> **EXERCISE DETAILS**: Identify each line below that contains the word "rotates", and copy it out.

> **EXERCISE DATA**:

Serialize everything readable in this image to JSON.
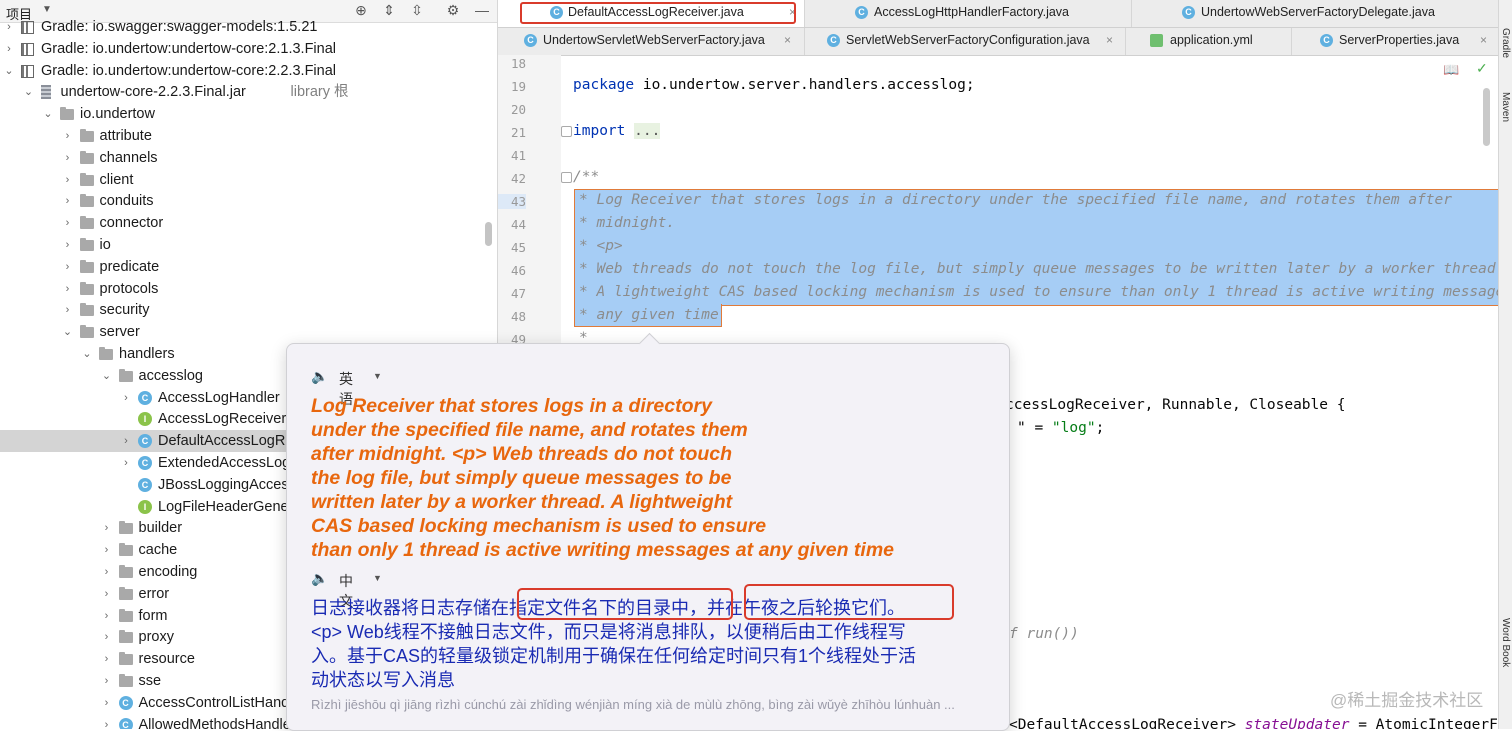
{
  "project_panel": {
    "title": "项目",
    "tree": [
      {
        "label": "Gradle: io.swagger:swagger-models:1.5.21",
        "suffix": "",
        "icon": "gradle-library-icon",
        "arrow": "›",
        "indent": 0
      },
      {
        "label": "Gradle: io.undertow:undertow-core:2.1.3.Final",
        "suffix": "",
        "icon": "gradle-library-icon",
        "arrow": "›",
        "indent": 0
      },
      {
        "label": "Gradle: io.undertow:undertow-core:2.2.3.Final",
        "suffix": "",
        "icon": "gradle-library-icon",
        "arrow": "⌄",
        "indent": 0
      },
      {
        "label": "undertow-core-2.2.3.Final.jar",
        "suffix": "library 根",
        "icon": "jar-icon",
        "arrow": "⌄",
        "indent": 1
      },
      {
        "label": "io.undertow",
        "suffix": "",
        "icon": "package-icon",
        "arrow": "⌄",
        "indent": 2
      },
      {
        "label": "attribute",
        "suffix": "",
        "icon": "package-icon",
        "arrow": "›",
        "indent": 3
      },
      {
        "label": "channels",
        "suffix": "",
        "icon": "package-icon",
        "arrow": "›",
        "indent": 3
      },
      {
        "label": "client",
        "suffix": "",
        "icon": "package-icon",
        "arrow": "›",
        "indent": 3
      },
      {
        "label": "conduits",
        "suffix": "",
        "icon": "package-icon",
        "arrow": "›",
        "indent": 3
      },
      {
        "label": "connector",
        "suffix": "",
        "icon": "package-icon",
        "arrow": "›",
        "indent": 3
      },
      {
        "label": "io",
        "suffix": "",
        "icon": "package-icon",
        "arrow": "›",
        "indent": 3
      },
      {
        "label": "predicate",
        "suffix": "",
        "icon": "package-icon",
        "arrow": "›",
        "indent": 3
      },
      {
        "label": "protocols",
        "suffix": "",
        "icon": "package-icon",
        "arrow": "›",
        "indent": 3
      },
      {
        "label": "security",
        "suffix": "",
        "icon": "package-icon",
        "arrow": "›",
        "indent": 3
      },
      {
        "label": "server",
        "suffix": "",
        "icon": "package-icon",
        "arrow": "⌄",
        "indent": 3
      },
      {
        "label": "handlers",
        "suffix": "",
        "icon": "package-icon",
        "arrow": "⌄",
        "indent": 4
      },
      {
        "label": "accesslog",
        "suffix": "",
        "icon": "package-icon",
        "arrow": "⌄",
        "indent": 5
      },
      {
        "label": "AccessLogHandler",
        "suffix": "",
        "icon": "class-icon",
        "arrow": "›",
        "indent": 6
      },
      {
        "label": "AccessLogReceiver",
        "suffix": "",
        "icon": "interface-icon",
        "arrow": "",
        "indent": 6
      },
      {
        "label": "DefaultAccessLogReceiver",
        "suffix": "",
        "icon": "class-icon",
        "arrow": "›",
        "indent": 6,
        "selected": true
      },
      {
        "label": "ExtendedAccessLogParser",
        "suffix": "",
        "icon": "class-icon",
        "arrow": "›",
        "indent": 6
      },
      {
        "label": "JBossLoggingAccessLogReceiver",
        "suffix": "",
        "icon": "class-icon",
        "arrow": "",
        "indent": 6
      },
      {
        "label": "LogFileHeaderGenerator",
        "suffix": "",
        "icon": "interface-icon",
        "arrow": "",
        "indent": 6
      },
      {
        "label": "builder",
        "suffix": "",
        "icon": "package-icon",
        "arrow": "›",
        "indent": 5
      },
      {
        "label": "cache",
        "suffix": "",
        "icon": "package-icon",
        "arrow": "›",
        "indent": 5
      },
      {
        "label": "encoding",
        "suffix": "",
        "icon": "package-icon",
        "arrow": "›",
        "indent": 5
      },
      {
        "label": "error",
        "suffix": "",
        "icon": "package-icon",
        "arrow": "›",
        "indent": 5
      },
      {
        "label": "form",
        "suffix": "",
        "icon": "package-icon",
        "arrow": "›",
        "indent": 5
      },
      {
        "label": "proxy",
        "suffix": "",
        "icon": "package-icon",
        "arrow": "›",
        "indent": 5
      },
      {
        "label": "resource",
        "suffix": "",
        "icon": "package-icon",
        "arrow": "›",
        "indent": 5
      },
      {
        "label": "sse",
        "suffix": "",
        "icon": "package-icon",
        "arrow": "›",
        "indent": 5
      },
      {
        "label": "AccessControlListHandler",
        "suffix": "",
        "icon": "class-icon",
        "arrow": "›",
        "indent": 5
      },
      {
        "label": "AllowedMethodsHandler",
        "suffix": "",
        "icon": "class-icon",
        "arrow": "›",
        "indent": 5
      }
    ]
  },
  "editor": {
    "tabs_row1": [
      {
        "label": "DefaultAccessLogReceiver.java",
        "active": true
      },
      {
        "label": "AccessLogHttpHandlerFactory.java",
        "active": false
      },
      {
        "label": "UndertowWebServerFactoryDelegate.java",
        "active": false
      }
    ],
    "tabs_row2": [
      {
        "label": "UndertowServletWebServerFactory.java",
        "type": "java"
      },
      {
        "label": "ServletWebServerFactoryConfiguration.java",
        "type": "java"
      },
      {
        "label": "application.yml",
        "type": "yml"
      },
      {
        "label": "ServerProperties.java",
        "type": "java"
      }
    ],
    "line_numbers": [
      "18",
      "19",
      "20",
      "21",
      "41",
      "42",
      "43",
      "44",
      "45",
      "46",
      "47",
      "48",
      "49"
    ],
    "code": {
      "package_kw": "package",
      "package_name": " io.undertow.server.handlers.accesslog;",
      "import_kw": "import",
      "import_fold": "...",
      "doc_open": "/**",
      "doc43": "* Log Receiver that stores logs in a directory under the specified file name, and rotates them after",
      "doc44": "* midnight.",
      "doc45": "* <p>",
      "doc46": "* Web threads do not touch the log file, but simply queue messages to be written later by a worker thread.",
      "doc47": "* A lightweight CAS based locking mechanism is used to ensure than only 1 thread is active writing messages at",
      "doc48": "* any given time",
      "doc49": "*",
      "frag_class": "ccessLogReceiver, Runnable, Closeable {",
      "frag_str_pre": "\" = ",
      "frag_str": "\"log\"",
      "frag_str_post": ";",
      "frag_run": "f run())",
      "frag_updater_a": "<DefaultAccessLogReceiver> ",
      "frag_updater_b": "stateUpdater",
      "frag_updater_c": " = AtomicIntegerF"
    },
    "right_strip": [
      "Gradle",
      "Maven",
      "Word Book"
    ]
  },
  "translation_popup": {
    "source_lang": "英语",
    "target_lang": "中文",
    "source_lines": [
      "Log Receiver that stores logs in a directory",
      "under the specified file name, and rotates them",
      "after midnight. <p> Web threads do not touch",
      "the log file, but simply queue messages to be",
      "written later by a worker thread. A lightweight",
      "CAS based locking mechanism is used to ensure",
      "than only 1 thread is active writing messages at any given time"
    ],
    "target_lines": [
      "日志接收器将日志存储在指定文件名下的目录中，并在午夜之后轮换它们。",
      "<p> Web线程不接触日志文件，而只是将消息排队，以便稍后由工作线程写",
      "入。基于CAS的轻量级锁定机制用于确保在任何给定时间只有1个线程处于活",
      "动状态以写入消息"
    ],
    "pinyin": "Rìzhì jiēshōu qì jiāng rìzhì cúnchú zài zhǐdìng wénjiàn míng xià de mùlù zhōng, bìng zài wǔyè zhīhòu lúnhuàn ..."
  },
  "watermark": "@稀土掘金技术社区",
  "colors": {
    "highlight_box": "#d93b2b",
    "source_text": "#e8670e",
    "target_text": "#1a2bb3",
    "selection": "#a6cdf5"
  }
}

* * *

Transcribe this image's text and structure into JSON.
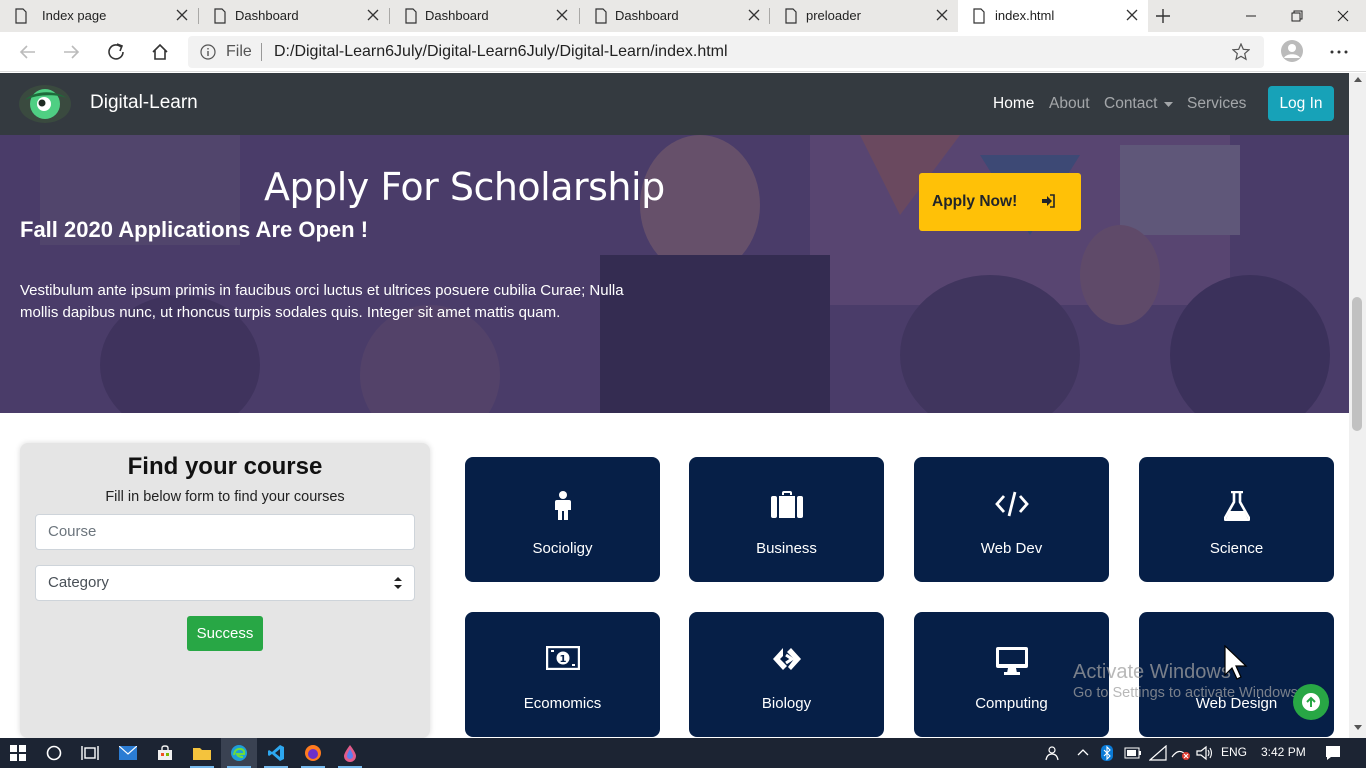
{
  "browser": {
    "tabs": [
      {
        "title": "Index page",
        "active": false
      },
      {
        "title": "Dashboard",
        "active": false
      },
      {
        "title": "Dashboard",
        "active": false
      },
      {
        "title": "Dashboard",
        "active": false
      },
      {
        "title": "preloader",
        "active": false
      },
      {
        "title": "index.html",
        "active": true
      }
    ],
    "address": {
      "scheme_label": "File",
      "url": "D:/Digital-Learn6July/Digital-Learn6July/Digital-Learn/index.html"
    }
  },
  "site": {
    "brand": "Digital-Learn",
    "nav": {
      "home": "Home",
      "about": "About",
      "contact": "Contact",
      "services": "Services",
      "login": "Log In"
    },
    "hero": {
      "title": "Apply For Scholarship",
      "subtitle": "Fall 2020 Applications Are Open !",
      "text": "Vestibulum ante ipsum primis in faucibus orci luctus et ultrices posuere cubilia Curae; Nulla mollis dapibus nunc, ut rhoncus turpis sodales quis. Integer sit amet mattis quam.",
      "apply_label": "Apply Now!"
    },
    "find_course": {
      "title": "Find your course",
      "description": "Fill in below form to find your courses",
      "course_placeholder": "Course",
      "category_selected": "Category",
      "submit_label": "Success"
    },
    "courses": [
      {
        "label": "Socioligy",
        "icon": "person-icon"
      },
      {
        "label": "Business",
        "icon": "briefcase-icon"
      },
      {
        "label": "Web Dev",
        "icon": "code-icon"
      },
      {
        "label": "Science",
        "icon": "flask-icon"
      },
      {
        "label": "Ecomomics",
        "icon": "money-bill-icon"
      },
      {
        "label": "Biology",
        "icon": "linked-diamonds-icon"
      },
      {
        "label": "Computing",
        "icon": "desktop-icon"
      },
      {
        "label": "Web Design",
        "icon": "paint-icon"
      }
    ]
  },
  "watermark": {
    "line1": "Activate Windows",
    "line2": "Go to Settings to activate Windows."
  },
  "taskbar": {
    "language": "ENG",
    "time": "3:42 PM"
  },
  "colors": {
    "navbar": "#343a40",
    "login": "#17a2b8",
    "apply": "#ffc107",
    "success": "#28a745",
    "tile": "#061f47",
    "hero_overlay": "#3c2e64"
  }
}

> **RESULT OF THE EXERCISE**:
      "doc43": "* Log Receiver that stores logs in a directory under the specified file name, and rotates them after",
      "under the specified file name, and rotates them",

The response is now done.